• _GIVEN ENTRIES_
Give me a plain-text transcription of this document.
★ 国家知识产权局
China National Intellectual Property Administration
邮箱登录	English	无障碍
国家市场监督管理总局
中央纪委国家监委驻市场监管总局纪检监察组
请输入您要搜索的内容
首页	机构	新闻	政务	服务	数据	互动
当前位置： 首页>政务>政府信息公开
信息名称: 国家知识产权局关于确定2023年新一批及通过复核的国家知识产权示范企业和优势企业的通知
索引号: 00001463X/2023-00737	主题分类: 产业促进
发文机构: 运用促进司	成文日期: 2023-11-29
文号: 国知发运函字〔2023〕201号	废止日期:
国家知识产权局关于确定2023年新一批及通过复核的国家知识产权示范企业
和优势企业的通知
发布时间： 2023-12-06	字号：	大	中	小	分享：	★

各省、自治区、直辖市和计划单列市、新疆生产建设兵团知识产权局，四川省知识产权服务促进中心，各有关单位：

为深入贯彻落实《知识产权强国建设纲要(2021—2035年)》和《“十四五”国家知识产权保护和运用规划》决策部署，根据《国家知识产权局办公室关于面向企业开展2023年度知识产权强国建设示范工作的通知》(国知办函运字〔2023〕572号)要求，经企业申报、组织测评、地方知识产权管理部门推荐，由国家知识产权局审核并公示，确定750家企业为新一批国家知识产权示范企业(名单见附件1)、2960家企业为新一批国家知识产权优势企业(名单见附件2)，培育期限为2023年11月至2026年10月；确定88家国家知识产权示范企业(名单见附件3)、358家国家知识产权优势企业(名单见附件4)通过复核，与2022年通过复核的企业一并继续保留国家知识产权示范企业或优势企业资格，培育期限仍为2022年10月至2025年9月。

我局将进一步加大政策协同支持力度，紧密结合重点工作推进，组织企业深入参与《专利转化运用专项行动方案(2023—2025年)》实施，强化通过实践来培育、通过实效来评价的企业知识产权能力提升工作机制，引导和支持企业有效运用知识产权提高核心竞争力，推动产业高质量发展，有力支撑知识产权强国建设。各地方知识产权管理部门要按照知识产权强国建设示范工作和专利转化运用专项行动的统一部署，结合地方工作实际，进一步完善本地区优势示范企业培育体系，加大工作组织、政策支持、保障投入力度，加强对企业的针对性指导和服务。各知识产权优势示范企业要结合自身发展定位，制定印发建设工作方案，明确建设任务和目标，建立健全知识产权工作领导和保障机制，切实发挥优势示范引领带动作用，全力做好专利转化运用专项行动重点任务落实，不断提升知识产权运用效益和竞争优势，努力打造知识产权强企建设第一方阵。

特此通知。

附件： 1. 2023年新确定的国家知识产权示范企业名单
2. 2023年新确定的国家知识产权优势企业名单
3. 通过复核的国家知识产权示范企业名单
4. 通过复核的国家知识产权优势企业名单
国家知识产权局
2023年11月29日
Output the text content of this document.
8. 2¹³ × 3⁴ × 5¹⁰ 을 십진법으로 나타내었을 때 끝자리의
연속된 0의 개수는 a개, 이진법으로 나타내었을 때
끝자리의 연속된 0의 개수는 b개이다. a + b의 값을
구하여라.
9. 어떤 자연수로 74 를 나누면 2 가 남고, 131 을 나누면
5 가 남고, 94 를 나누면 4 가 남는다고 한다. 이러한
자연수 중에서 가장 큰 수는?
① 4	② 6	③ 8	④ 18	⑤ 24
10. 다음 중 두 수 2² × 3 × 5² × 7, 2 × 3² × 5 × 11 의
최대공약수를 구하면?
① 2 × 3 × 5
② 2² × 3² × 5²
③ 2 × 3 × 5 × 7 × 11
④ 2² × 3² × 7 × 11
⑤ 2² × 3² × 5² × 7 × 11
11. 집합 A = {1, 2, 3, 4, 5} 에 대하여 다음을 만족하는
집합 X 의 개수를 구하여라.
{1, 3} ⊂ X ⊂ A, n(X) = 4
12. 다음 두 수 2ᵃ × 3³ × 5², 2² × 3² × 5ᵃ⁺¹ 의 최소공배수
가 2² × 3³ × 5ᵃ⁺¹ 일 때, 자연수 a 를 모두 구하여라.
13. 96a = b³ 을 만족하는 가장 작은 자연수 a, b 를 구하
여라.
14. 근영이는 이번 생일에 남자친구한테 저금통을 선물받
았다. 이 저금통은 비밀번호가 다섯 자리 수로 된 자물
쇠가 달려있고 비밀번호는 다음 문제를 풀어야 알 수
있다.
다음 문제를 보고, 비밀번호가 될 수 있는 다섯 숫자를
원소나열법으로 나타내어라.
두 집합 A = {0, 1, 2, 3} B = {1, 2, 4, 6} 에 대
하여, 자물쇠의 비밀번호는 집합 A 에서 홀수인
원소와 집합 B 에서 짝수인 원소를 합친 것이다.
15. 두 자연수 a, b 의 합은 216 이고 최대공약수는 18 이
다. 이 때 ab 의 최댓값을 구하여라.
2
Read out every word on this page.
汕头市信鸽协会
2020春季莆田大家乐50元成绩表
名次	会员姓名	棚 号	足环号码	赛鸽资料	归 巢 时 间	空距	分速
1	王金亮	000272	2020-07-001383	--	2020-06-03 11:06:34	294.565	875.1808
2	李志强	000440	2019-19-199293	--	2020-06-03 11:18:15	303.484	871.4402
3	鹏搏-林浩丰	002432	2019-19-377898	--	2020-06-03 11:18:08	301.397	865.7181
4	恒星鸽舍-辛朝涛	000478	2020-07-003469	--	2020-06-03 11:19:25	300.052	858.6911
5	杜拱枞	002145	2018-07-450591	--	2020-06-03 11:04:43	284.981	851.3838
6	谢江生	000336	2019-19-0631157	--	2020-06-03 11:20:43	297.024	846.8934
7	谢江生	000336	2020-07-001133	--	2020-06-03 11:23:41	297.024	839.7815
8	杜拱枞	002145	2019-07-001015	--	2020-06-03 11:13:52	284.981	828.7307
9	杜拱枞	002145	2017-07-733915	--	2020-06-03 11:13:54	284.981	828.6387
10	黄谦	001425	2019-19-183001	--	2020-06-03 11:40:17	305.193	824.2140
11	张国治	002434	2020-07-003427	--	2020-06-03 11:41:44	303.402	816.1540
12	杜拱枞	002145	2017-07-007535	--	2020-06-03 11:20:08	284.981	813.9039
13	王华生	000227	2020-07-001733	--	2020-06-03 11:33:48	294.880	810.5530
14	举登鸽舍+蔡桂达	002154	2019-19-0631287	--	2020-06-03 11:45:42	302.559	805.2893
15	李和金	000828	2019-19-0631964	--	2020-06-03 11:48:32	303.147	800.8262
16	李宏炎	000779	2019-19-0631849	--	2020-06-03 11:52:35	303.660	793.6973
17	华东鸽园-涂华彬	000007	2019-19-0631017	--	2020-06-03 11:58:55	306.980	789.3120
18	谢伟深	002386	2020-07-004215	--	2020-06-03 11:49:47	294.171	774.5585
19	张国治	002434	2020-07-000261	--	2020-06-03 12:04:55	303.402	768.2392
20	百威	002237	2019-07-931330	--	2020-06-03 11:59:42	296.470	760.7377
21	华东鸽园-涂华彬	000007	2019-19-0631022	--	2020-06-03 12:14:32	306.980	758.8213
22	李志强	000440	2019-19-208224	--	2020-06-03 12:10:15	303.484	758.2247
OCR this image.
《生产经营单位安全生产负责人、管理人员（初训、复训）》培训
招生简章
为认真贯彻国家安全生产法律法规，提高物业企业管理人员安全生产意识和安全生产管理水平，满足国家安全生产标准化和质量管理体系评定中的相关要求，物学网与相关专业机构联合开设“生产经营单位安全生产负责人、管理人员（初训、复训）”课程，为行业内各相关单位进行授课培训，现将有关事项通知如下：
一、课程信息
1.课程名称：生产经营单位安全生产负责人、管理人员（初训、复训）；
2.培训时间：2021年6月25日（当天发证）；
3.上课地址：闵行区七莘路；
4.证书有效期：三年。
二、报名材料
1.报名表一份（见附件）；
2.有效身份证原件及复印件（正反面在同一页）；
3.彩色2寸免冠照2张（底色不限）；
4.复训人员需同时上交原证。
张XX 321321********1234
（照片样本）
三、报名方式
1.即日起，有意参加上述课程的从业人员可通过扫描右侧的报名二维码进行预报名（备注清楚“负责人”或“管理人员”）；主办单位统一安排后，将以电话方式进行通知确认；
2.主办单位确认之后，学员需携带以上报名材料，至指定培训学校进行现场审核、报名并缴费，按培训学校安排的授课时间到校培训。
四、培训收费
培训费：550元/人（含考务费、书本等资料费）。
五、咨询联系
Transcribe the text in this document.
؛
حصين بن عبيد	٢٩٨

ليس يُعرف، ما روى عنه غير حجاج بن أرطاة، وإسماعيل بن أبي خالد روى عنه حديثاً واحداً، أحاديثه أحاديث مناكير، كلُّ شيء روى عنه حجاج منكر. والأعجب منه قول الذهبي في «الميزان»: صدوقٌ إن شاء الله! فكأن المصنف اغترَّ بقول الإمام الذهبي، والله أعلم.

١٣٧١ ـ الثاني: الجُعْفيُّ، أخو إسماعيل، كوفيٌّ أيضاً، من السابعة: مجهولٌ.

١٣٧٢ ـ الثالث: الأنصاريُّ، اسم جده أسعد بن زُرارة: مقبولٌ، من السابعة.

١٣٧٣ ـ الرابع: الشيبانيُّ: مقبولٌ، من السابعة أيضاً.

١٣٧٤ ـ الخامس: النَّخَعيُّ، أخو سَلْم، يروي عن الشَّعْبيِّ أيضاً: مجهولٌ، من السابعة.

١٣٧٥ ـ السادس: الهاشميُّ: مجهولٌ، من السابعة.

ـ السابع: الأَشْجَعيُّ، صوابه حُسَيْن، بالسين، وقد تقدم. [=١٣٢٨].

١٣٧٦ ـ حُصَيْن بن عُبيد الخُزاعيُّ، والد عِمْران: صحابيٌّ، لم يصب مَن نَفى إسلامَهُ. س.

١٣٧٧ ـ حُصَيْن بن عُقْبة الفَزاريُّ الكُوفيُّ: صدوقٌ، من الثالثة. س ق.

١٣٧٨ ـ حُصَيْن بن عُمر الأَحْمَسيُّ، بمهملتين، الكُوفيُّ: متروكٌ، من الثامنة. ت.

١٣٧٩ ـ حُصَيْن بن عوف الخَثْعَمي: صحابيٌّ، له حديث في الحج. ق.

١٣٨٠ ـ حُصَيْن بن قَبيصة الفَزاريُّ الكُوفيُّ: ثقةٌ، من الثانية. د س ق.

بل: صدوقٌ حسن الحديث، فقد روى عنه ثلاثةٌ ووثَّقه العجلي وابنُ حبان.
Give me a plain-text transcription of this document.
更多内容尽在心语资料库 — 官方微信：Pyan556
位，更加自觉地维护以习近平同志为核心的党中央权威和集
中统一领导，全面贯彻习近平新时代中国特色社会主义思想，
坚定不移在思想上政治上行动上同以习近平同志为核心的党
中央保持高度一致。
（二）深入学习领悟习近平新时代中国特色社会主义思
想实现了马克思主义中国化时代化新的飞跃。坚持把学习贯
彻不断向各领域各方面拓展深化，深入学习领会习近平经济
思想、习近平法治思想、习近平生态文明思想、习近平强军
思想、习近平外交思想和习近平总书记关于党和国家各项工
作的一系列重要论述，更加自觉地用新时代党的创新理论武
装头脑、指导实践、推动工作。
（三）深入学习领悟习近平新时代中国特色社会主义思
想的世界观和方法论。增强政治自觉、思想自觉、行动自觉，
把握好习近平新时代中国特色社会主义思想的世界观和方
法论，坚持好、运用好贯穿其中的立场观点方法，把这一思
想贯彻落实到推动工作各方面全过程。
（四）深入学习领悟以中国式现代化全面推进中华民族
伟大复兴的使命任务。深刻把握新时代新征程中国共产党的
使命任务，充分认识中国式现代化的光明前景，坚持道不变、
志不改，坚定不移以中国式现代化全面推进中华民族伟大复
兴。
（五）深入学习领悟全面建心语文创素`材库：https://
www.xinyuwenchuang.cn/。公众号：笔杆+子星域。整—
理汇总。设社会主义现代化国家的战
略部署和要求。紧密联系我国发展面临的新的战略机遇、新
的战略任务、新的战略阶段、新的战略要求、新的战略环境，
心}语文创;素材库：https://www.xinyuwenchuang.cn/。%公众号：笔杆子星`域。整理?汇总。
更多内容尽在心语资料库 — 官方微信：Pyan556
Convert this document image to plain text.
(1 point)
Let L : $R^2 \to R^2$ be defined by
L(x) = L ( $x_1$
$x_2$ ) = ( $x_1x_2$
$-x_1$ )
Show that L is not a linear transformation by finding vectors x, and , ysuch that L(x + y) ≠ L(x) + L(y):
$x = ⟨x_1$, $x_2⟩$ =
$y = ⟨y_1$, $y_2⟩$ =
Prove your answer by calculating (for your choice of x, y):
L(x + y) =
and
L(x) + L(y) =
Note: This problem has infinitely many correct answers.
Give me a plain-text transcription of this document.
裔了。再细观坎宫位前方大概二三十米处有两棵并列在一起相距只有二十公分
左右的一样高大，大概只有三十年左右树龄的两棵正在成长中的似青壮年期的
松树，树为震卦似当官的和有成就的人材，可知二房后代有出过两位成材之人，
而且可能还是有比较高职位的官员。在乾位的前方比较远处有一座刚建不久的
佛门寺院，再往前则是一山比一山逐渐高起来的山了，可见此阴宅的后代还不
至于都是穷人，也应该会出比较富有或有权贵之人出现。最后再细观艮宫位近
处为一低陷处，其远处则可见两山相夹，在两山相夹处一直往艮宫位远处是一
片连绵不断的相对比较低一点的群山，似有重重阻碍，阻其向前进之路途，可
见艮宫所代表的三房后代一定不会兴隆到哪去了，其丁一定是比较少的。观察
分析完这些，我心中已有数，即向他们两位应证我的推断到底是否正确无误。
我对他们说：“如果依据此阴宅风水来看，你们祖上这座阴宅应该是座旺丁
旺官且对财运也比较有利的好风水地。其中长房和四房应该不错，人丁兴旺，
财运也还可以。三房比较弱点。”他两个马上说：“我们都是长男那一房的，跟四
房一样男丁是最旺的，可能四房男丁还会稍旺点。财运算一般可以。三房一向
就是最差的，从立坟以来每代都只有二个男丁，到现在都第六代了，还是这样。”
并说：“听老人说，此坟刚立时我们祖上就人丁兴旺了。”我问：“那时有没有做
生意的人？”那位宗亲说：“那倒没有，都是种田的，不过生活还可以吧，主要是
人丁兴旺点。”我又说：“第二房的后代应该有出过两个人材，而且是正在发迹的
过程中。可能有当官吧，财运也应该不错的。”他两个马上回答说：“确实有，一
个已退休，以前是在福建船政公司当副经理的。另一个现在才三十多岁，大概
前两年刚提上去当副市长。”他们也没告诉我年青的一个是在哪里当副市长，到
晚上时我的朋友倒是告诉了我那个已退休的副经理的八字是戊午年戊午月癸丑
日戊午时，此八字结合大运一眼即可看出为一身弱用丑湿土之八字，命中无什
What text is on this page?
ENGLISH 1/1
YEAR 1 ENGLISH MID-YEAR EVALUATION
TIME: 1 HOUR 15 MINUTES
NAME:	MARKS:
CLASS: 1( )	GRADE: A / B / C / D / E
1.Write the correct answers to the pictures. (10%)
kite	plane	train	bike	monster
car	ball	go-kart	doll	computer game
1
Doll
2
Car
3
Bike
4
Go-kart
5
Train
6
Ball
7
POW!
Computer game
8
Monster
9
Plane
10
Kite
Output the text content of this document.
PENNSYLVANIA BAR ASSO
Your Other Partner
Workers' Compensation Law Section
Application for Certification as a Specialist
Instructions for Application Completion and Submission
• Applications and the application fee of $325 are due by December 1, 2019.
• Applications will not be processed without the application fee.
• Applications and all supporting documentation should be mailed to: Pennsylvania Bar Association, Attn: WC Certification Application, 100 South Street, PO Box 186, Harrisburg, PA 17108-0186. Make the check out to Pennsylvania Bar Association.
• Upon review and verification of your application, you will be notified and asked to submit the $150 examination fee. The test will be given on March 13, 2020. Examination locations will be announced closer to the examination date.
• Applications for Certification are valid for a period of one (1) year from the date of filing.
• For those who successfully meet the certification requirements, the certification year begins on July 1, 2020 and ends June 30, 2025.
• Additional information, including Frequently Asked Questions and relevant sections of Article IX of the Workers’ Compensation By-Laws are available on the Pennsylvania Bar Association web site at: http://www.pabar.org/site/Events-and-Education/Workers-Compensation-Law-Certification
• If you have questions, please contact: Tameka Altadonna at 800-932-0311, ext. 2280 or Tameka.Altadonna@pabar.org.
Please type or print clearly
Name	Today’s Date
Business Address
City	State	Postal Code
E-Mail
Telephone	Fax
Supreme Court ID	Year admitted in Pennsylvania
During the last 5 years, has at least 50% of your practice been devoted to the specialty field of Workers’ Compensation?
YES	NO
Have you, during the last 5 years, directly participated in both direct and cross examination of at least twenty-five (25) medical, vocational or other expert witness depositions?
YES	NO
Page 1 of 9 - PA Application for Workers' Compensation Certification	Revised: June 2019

• _GOAL_
Sift the material for lines with the string "구하여라". Copy each one found.

• _RIGHT ANSWER_
구하여라.
집합 X 의 개수를 구하여라.
가 2² × 3³ × 5ᵃ⁺¹ 일 때, 자연수 a 를 모두 구하여라.
다. 이 때 ab 의 최댓값을 구하여라.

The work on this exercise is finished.